# [Exercise instructions]
Retype exactly the lines from the one containing "Extract the structured" through the last line of the records below, including both, and leave out any pictures.

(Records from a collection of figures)
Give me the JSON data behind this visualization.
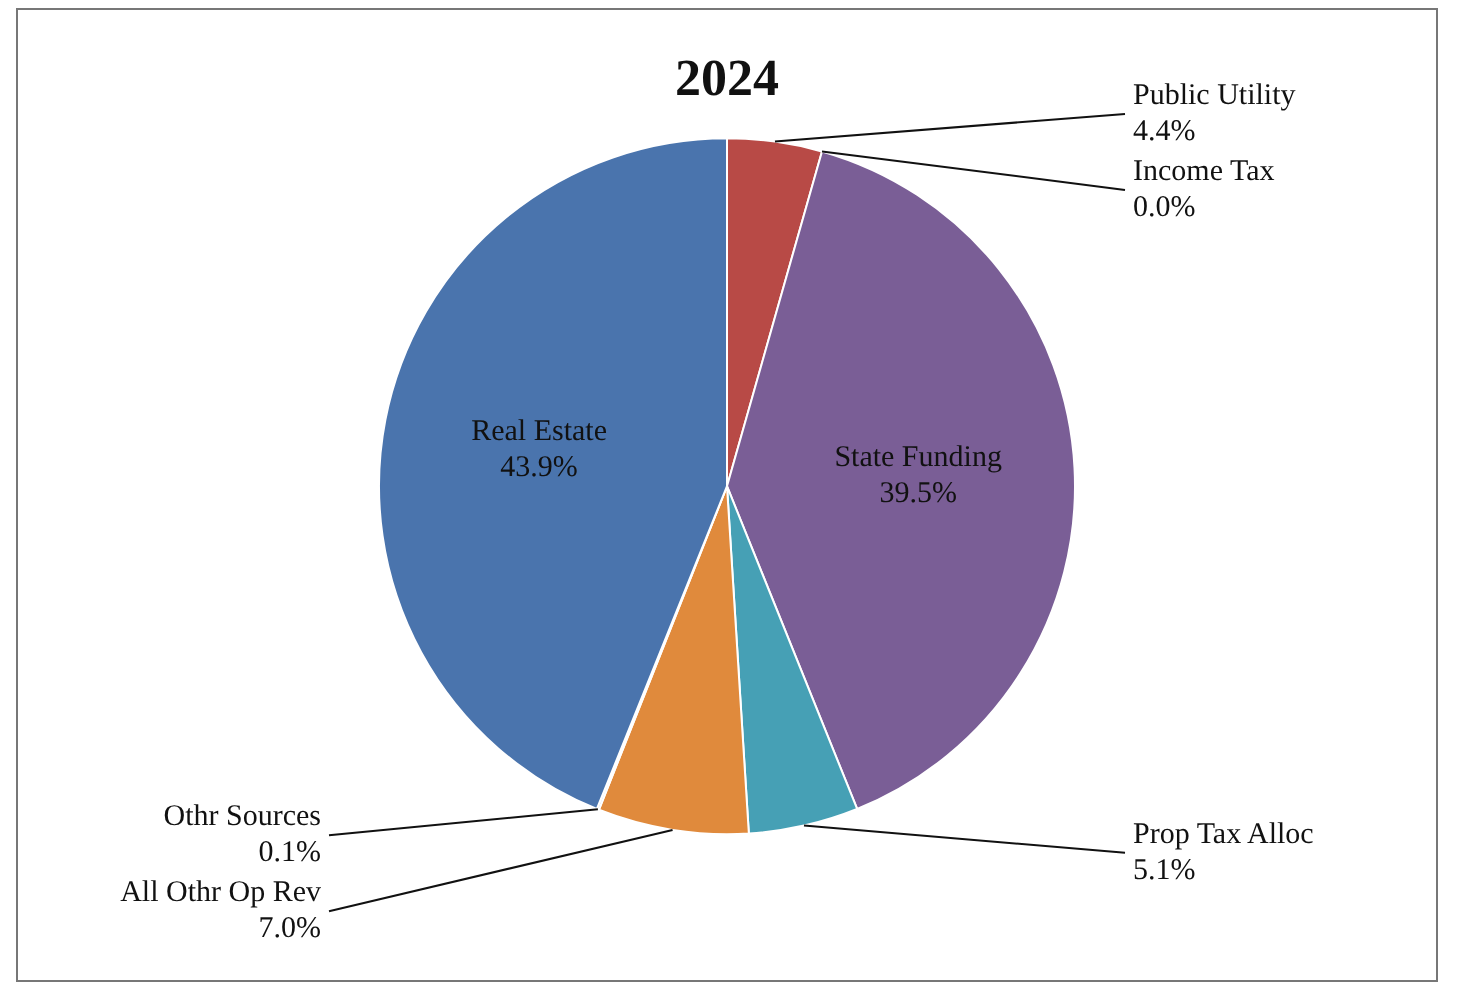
{
  "chart_data": {
    "type": "pie",
    "title": "2024",
    "categories": [
      "Public Utility",
      "Income Tax",
      "State Funding",
      "Prop Tax Alloc",
      "All Othr Op Rev",
      "Othr Sources",
      "Real Estate"
    ],
    "values": [
      4.4,
      0.0,
      39.5,
      5.1,
      7.0,
      0.1,
      43.9
    ],
    "value_labels": [
      "4.4%",
      "0.0%",
      "39.5%",
      "5.1%",
      "7.0%",
      "0.1%",
      "43.9%"
    ],
    "colors": [
      "#b84a46",
      "#8fb04f",
      "#7a5e96",
      "#46a0b5",
      "#e08a3c",
      "#9fb8d9",
      "#4a74ad"
    ],
    "legend": false
  }
}
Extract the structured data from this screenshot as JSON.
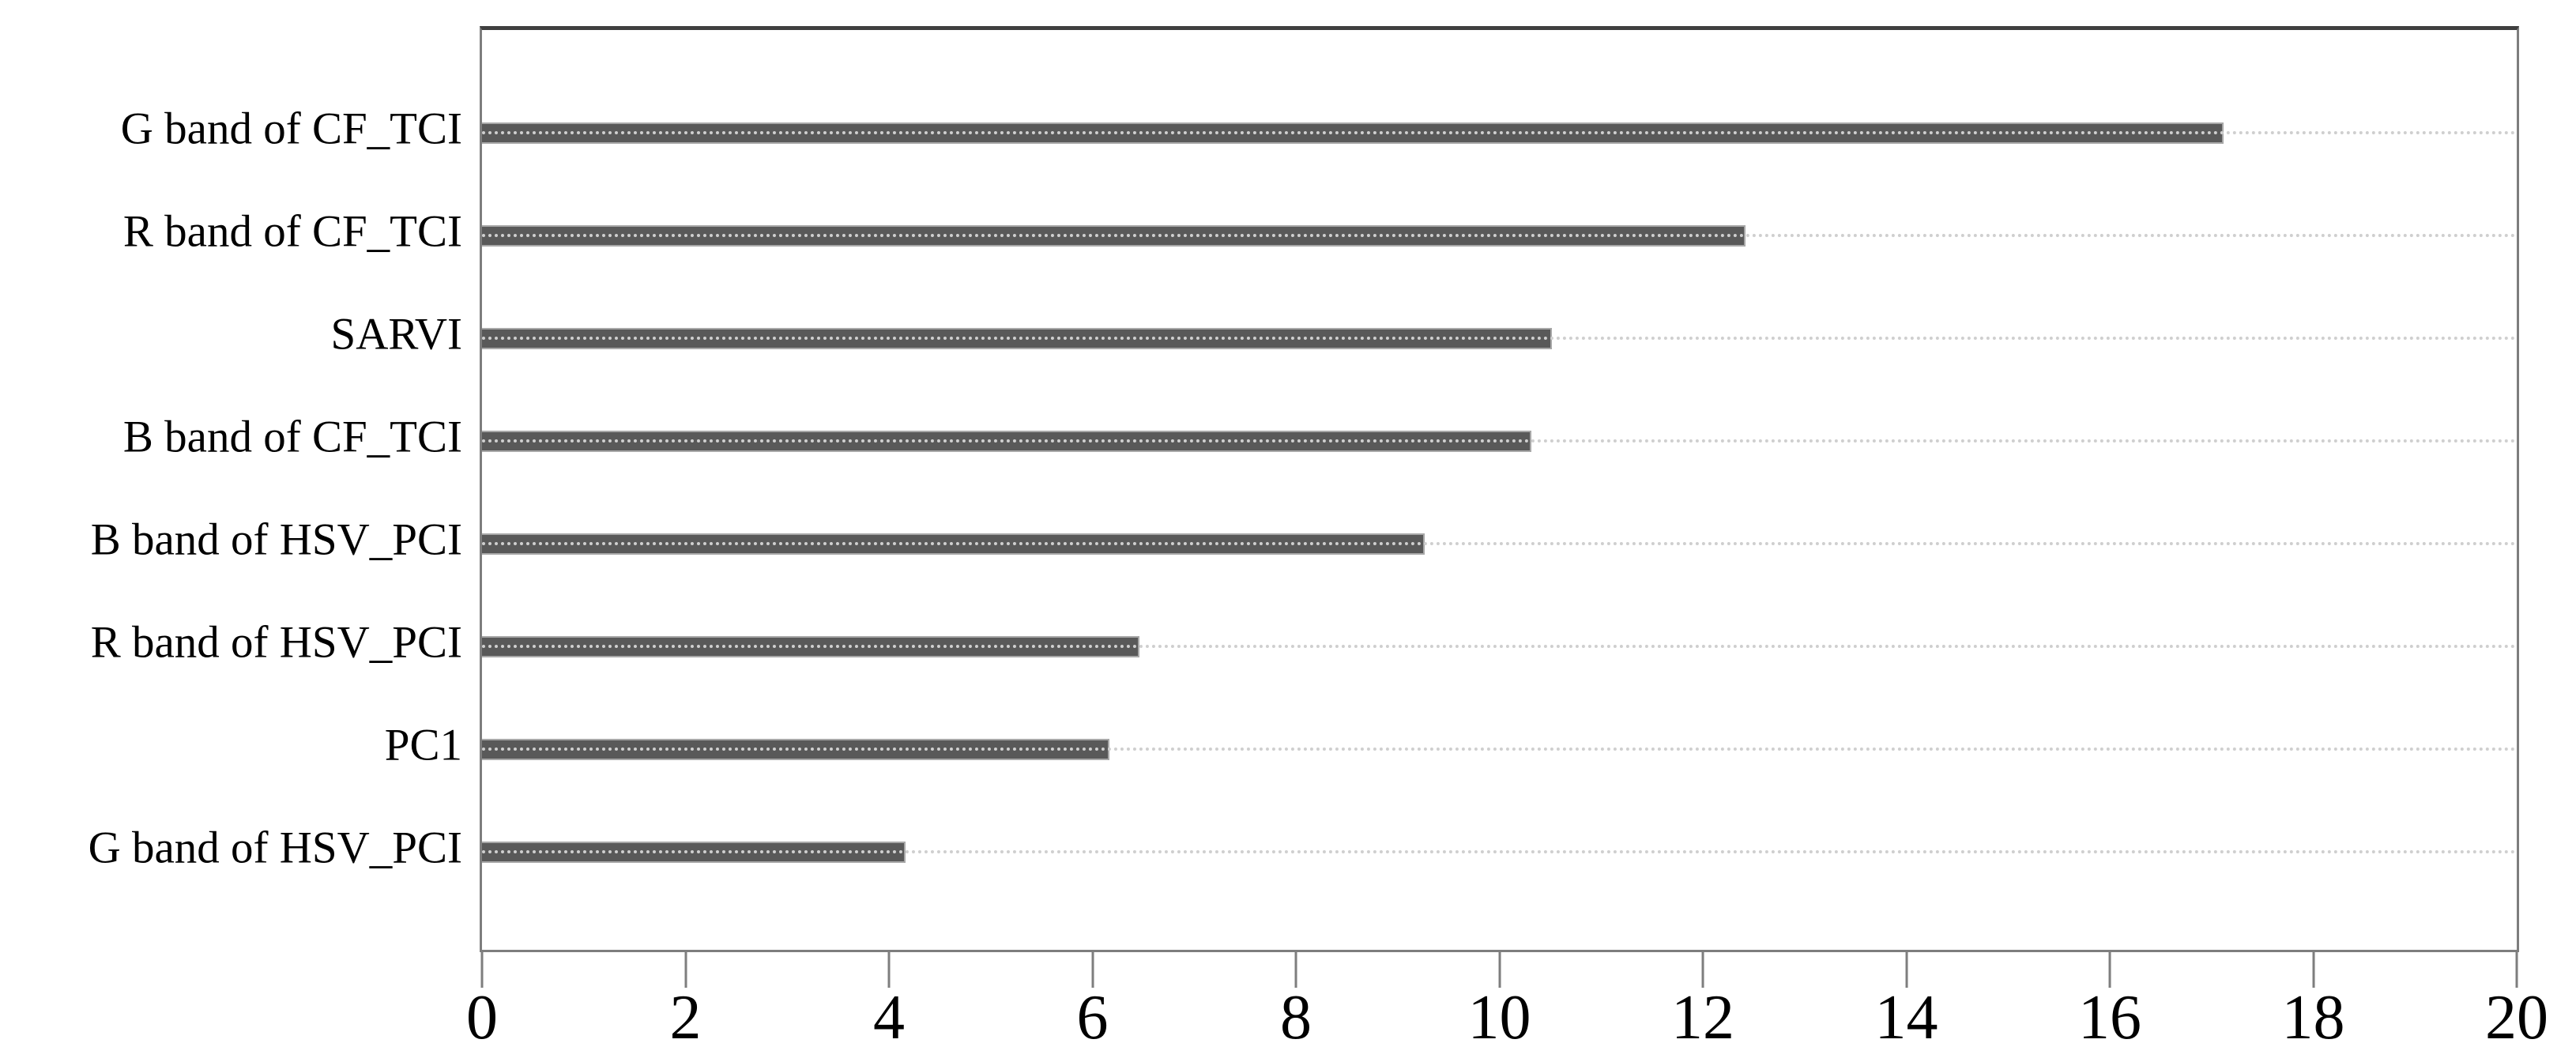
{
  "chart_data": {
    "type": "bar",
    "orientation": "horizontal",
    "title": "",
    "xlabel": "",
    "ylabel": "",
    "categories": [
      "G band of CF_TCI",
      "R band of CF_TCI",
      "SARVI",
      "B band of CF_TCI",
      "B band of HSV_PCI",
      "R band of HSV_PCI",
      "PC1",
      "G band of HSV_PCI"
    ],
    "values": [
      17.1,
      12.4,
      10.5,
      10.3,
      9.25,
      6.45,
      6.15,
      4.15
    ],
    "xlim": [
      0,
      20
    ],
    "xticks": [
      0,
      2,
      4,
      6,
      8,
      10,
      12,
      14,
      16,
      18,
      20
    ],
    "legend": "none",
    "grid": "horizontal dotted line through each category row",
    "colors": {
      "bar_fill": "#595959",
      "bar_edge": "#a8a8a8",
      "axis_border": "#7e7e7e",
      "top_border": "#3f3f3f",
      "gridline": "#cfcfcf",
      "text": "#000000",
      "background": "#ffffff"
    }
  }
}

# [The answer]
Extract the structured data from this screenshot as JSON.
{
  "chart_data": {
    "type": "bar",
    "orientation": "horizontal",
    "title": "",
    "xlabel": "",
    "ylabel": "",
    "categories": [
      "G band of CF_TCI",
      "R band of CF_TCI",
      "SARVI",
      "B band of CF_TCI",
      "B band of HSV_PCI",
      "R band of HSV_PCI",
      "PC1",
      "G band of HSV_PCI"
    ],
    "values": [
      17.1,
      12.4,
      10.5,
      10.3,
      9.25,
      6.45,
      6.15,
      4.15
    ],
    "xlim": [
      0,
      20
    ],
    "xticks": [
      0,
      2,
      4,
      6,
      8,
      10,
      12,
      14,
      16,
      18,
      20
    ],
    "legend": "none",
    "grid": "horizontal dotted line through each category row",
    "colors": {
      "bar_fill": "#595959",
      "bar_edge": "#a8a8a8",
      "axis_border": "#7e7e7e",
      "top_border": "#3f3f3f",
      "gridline": "#cfcfcf",
      "text": "#000000",
      "background": "#ffffff"
    }
  }
}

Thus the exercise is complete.